■ Material shown ■

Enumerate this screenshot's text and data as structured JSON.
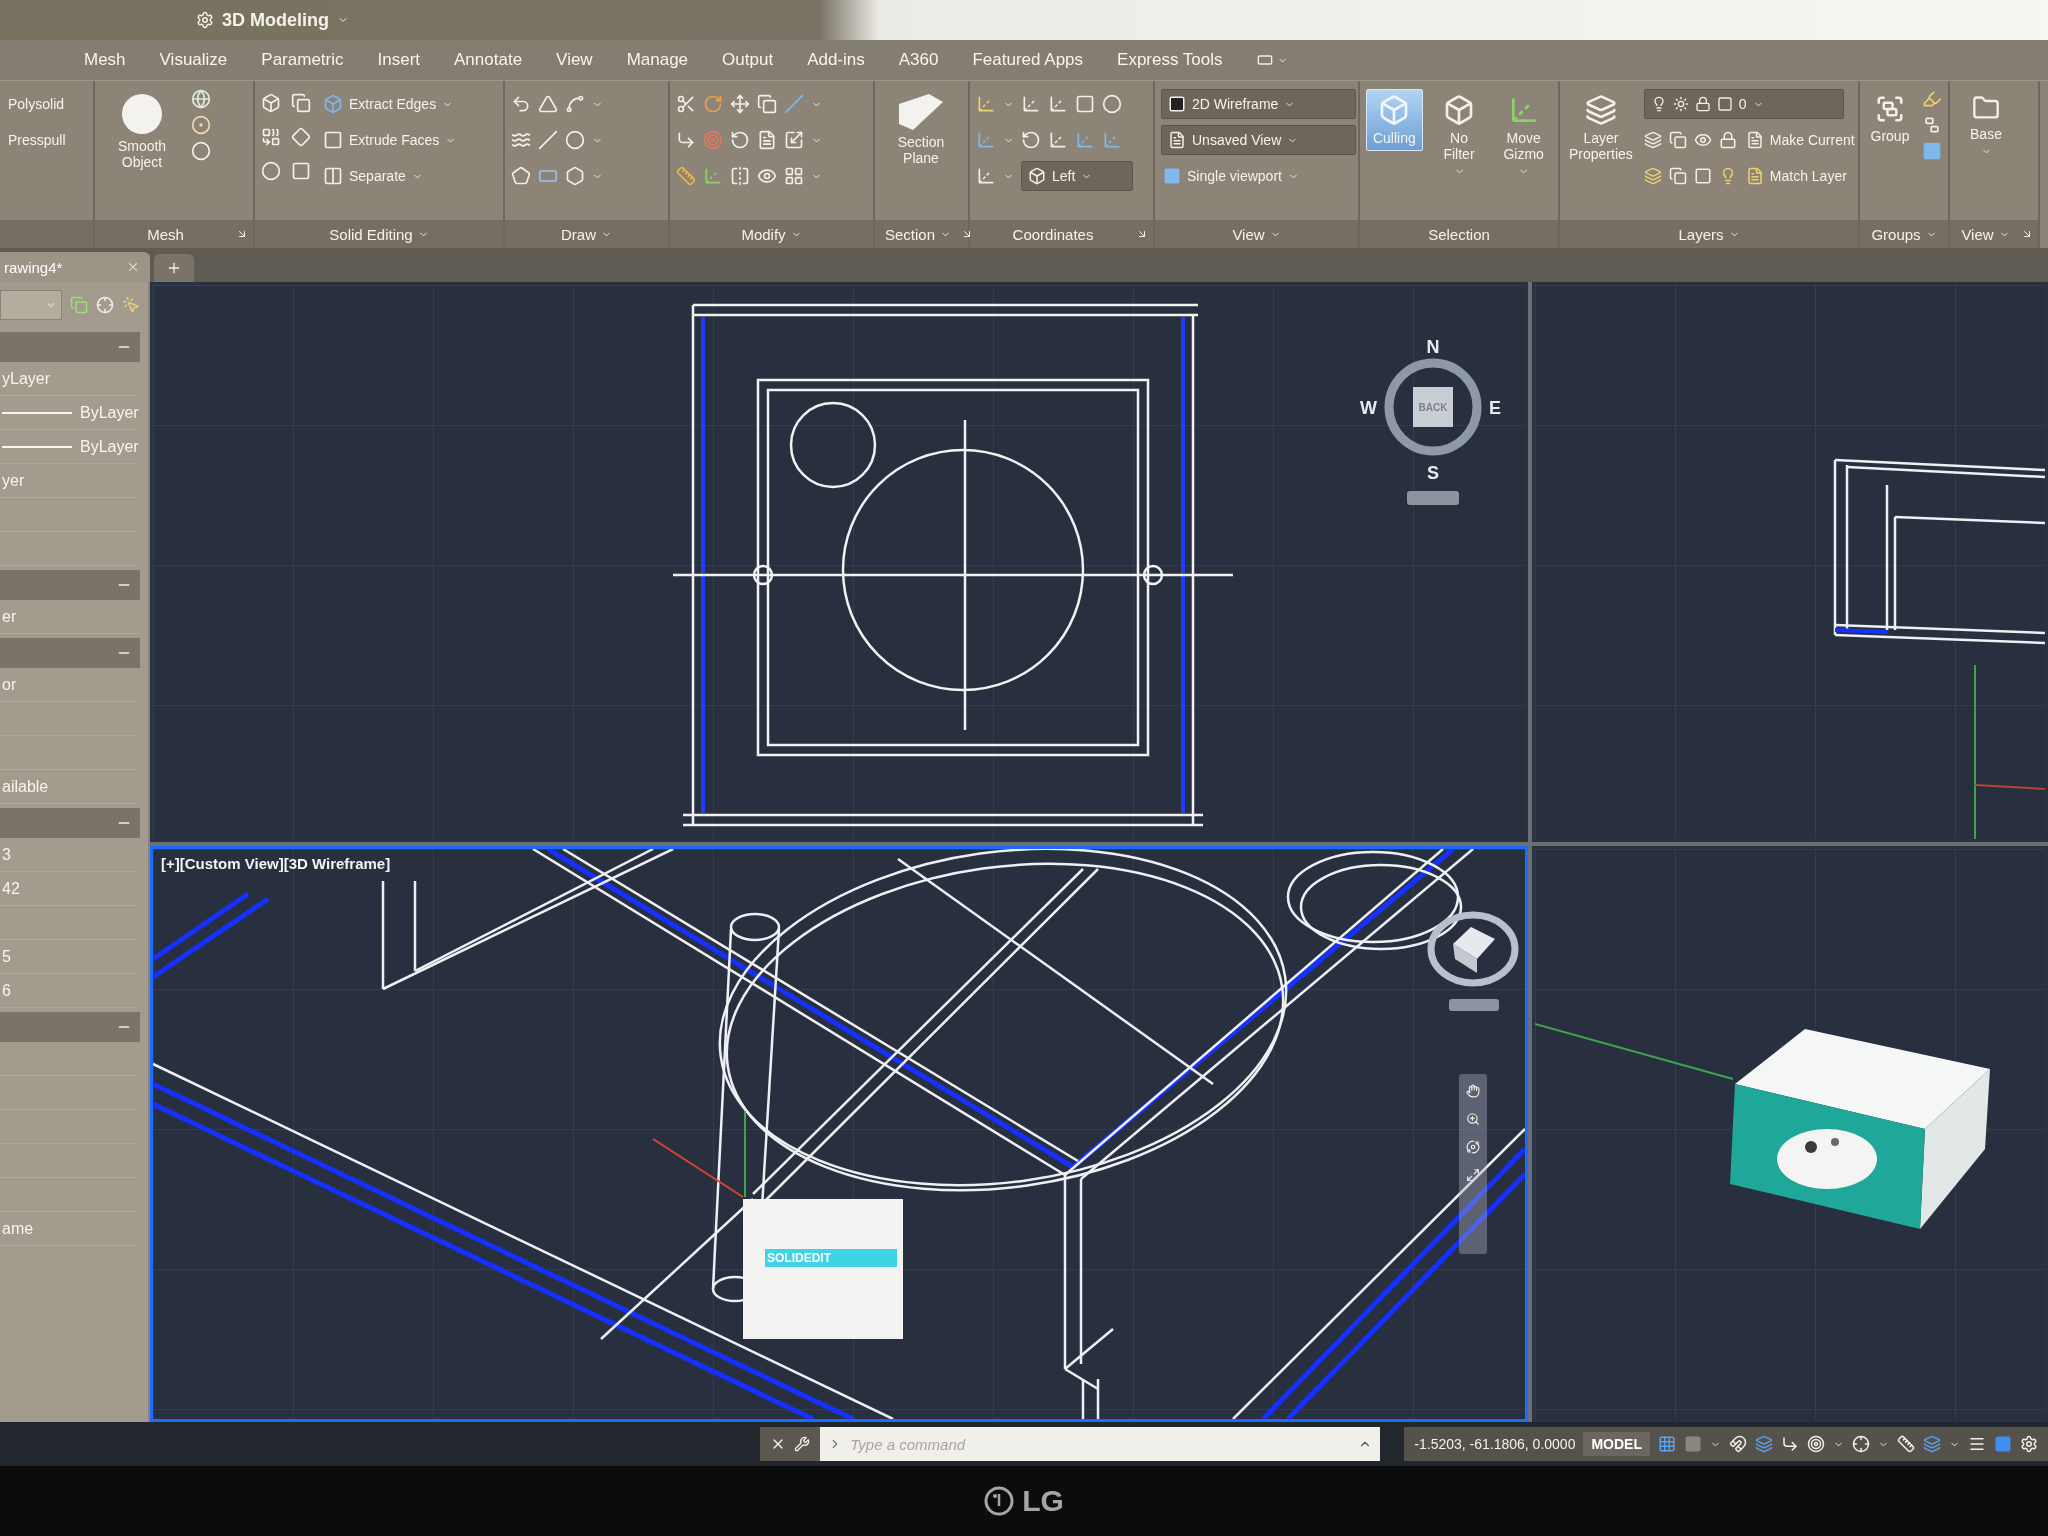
{
  "title_bar": {
    "workspace": "3D Modeling"
  },
  "ribbon_tabs": [
    {
      "label": "Mesh",
      "selected": false
    },
    {
      "label": "Visualize",
      "selected": false
    },
    {
      "label": "Parametric",
      "selected": false
    },
    {
      "label": "Insert",
      "selected": false
    },
    {
      "label": "Annotate",
      "selected": false
    },
    {
      "label": "View",
      "selected": false
    },
    {
      "label": "Manage",
      "selected": false
    },
    {
      "label": "Output",
      "selected": false
    },
    {
      "label": "Add-ins",
      "selected": false
    },
    {
      "label": "A360",
      "selected": false
    },
    {
      "label": "Featured Apps",
      "selected": false
    },
    {
      "label": "Express Tools",
      "selected": false
    }
  ],
  "ribbon_panels": [
    {
      "kind": "modeling",
      "menu": false,
      "launcher": false,
      "items": [
        {
          "label": "Polysolid",
          "menu": false
        },
        {
          "label": "Presspull",
          "menu": false
        }
      ]
    },
    {
      "kind": "mesh",
      "title": "Mesh",
      "menu": false,
      "launcher": true,
      "items": [
        {
          "label": "Smooth Object",
          "menu": false
        }
      ]
    },
    {
      "kind": "solidedit",
      "title": "Solid Editing",
      "menu": true,
      "launcher": false,
      "items": [
        {
          "label": "Extract Edges",
          "menu": true
        },
        {
          "label": "Extrude Faces",
          "menu": true
        },
        {
          "label": "Separate",
          "menu": true
        }
      ]
    },
    {
      "kind": "draw",
      "title": "Draw",
      "menu": true,
      "launcher": false
    },
    {
      "kind": "modify",
      "title": "Modify",
      "menu": true,
      "launcher": false
    },
    {
      "kind": "section",
      "title": "Section",
      "menu": true,
      "launcher": true,
      "items": [
        {
          "label": "Section Plane",
          "menu": false
        }
      ]
    },
    {
      "kind": "coordinates",
      "title": "Coordinates",
      "menu": false,
      "launcher": true,
      "items": [
        {
          "label": "Left",
          "menu": true
        }
      ]
    },
    {
      "kind": "view",
      "title": "View",
      "menu": true,
      "launcher": false,
      "items": [
        {
          "label": "2D Wireframe",
          "menu": true
        },
        {
          "label": "Unsaved View",
          "menu": true
        },
        {
          "label": "Single viewport",
          "menu": true
        }
      ]
    },
    {
      "kind": "selection",
      "title": "Selection",
      "menu": false,
      "launcher": false,
      "items": [
        {
          "label": "Culling",
          "on": true,
          "menu": false
        },
        {
          "label": "No Filter",
          "on": false,
          "menu": true
        },
        {
          "label": "Move Gizmo",
          "on": false,
          "menu": true
        }
      ]
    },
    {
      "kind": "layers",
      "title": "Layers",
      "menu": true,
      "launcher": false,
      "items": [
        {
          "label": "Layer Properties",
          "menu": false
        },
        {
          "label": "0",
          "menu": true
        },
        {
          "label": "Make Current",
          "menu": false
        },
        {
          "label": "Match Layer",
          "menu": false
        }
      ]
    },
    {
      "kind": "groups",
      "title": "Groups",
      "menu": true,
      "launcher": false,
      "items": [
        {
          "label": "Group",
          "menu": false
        }
      ]
    },
    {
      "kind": "base",
      "title": "View",
      "menu": true,
      "launcher": true,
      "items": [
        {
          "label": "Base",
          "menu": true
        }
      ]
    }
  ],
  "file_tabs": [
    {
      "label": "rawing4*",
      "selected": true
    }
  ],
  "properties_palette": {
    "sections": [
      {
        "expanded": true,
        "rows": [
          {
            "kind": "text",
            "text": "yLayer"
          },
          {
            "kind": "line",
            "text": "ByLayer"
          },
          {
            "kind": "line",
            "text": "ByLayer"
          },
          {
            "kind": "text",
            "text": "yer"
          },
          {
            "kind": "empty"
          },
          {
            "kind": "empty"
          }
        ]
      },
      {
        "expanded": true,
        "rows": [
          {
            "kind": "text",
            "text": "er"
          }
        ]
      },
      {
        "expanded": true,
        "rows": [
          {
            "kind": "text",
            "text": "or"
          },
          {
            "kind": "empty"
          },
          {
            "kind": "empty"
          },
          {
            "kind": "text",
            "text": "ailable"
          }
        ]
      },
      {
        "expanded": true,
        "rows": [
          {
            "kind": "text",
            "text": "3"
          },
          {
            "kind": "text",
            "text": "42"
          },
          {
            "kind": "empty"
          },
          {
            "kind": "text",
            "text": "5"
          },
          {
            "kind": "text",
            "text": "6"
          }
        ]
      },
      {
        "expanded": true,
        "rows": [
          {
            "kind": "empty"
          },
          {
            "kind": "empty"
          },
          {
            "kind": "empty"
          },
          {
            "kind": "empty"
          },
          {
            "kind": "empty"
          },
          {
            "kind": "text",
            "text": "ame"
          }
        ]
      }
    ]
  },
  "viewports": [
    {
      "kind": "top",
      "active": false,
      "compass": {
        "north": "N",
        "east": "E",
        "south": "S",
        "west": "W",
        "cube_face": "BACK"
      }
    },
    {
      "kind": "right",
      "active": false
    },
    {
      "kind": "iso",
      "active": true,
      "label": "[+][Custom View][3D Wireframe]",
      "suggestions": [
        {
          "text": "SOLIDEDIT",
          "selected": true
        }
      ]
    },
    {
      "kind": "shaded",
      "active": false
    }
  ],
  "command_line": {
    "placeholder": "Type a command"
  },
  "status_bar": {
    "coordinates": "-1.5203, -61.1806, 0.0000",
    "model": "MODEL"
  },
  "monitor": {
    "brand": "LG"
  }
}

■ Written exercise ■
Write out the records above exactly as they appear, leaving out any pictures.

■ Response below ■
Enumerate this screenshot's text and data as structured JSON.
{
  "title_bar": {
    "workspace": "3D Modeling"
  },
  "ribbon_tabs": [
    {
      "label": "Mesh",
      "selected": false
    },
    {
      "label": "Visualize",
      "selected": false
    },
    {
      "label": "Parametric",
      "selected": false
    },
    {
      "label": "Insert",
      "selected": false
    },
    {
      "label": "Annotate",
      "selected": false
    },
    {
      "label": "View",
      "selected": false
    },
    {
      "label": "Manage",
      "selected": false
    },
    {
      "label": "Output",
      "selected": false
    },
    {
      "label": "Add-ins",
      "selected": false
    },
    {
      "label": "A360",
      "selected": false
    },
    {
      "label": "Featured Apps",
      "selected": false
    },
    {
      "label": "Express Tools",
      "selected": false
    }
  ],
  "ribbon_panels": [
    {
      "kind": "modeling",
      "menu": false,
      "launcher": false,
      "items": [
        {
          "label": "Polysolid",
          "menu": false
        },
        {
          "label": "Presspull",
          "menu": false
        }
      ]
    },
    {
      "kind": "mesh",
      "title": "Mesh",
      "menu": false,
      "launcher": true,
      "items": [
        {
          "label": "Smooth Object",
          "menu": false
        }
      ]
    },
    {
      "kind": "solidedit",
      "title": "Solid Editing",
      "menu": true,
      "launcher": false,
      "items": [
        {
          "label": "Extract Edges",
          "menu": true
        },
        {
          "label": "Extrude Faces",
          "menu": true
        },
        {
          "label": "Separate",
          "menu": true
        }
      ]
    },
    {
      "kind": "draw",
      "title": "Draw",
      "menu": true,
      "launcher": false
    },
    {
      "kind": "modify",
      "title": "Modify",
      "menu": true,
      "launcher": false
    },
    {
      "kind": "section",
      "title": "Section",
      "menu": true,
      "launcher": true,
      "items": [
        {
          "label": "Section Plane",
          "menu": false
        }
      ]
    },
    {
      "kind": "coordinates",
      "title": "Coordinates",
      "menu": false,
      "launcher": true,
      "items": [
        {
          "label": "Left",
          "menu": true
        }
      ]
    },
    {
      "kind": "view",
      "title": "View",
      "menu": true,
      "launcher": false,
      "items": [
        {
          "label": "2D Wireframe",
          "menu": true
        },
        {
          "label": "Unsaved View",
          "menu": true
        },
        {
          "label": "Single viewport",
          "menu": true
        }
      ]
    },
    {
      "kind": "selection",
      "title": "Selection",
      "menu": false,
      "launcher": false,
      "items": [
        {
          "label": "Culling",
          "on": true,
          "menu": false
        },
        {
          "label": "No Filter",
          "on": false,
          "menu": true
        },
        {
          "label": "Move Gizmo",
          "on": false,
          "menu": true
        }
      ]
    },
    {
      "kind": "layers",
      "title": "Layers",
      "menu": true,
      "launcher": false,
      "items": [
        {
          "label": "Layer Properties",
          "menu": false
        },
        {
          "label": "0",
          "menu": true
        },
        {
          "label": "Make Current",
          "menu": false
        },
        {
          "label": "Match Layer",
          "menu": false
        }
      ]
    },
    {
      "kind": "groups",
      "title": "Groups",
      "menu": true,
      "launcher": false,
      "items": [
        {
          "label": "Group",
          "menu": false
        }
      ]
    },
    {
      "kind": "base",
      "title": "View",
      "menu": true,
      "launcher": true,
      "items": [
        {
          "label": "Base",
          "menu": true
        }
      ]
    }
  ],
  "file_tabs": [
    {
      "label": "rawing4*",
      "selected": true
    }
  ],
  "properties_palette": {
    "sections": [
      {
        "expanded": true,
        "rows": [
          {
            "kind": "text",
            "text": "yLayer"
          },
          {
            "kind": "line",
            "text": "ByLayer"
          },
          {
            "kind": "line",
            "text": "ByLayer"
          },
          {
            "kind": "text",
            "text": "yer"
          },
          {
            "kind": "empty"
          },
          {
            "kind": "empty"
          }
        ]
      },
      {
        "expanded": true,
        "rows": [
          {
            "kind": "text",
            "text": "er"
          }
        ]
      },
      {
        "expanded": true,
        "rows": [
          {
            "kind": "text",
            "text": "or"
          },
          {
            "kind": "empty"
          },
          {
            "kind": "empty"
          },
          {
            "kind": "text",
            "text": "ailable"
          }
        ]
      },
      {
        "expanded": true,
        "rows": [
          {
            "kind": "text",
            "text": "3"
          },
          {
            "kind": "text",
            "text": "42"
          },
          {
            "kind": "empty"
          },
          {
            "kind": "text",
            "text": "5"
          },
          {
            "kind": "text",
            "text": "6"
          }
        ]
      },
      {
        "expanded": true,
        "rows": [
          {
            "kind": "empty"
          },
          {
            "kind": "empty"
          },
          {
            "kind": "empty"
          },
          {
            "kind": "empty"
          },
          {
            "kind": "empty"
          },
          {
            "kind": "text",
            "text": "ame"
          }
        ]
      }
    ]
  },
  "viewports": [
    {
      "kind": "top",
      "active": false,
      "compass": {
        "north": "N",
        "east": "E",
        "south": "S",
        "west": "W",
        "cube_face": "BACK"
      }
    },
    {
      "kind": "right",
      "active": false
    },
    {
      "kind": "iso",
      "active": true,
      "label": "[+][Custom View][3D Wireframe]",
      "suggestions": [
        {
          "text": "SOLIDEDIT",
          "selected": true
        }
      ]
    },
    {
      "kind": "shaded",
      "active": false
    }
  ],
  "command_line": {
    "placeholder": "Type a command"
  },
  "status_bar": {
    "coordinates": "-1.5203, -61.1806, 0.0000",
    "model": "MODEL"
  },
  "monitor": {
    "brand": "LG"
  }
}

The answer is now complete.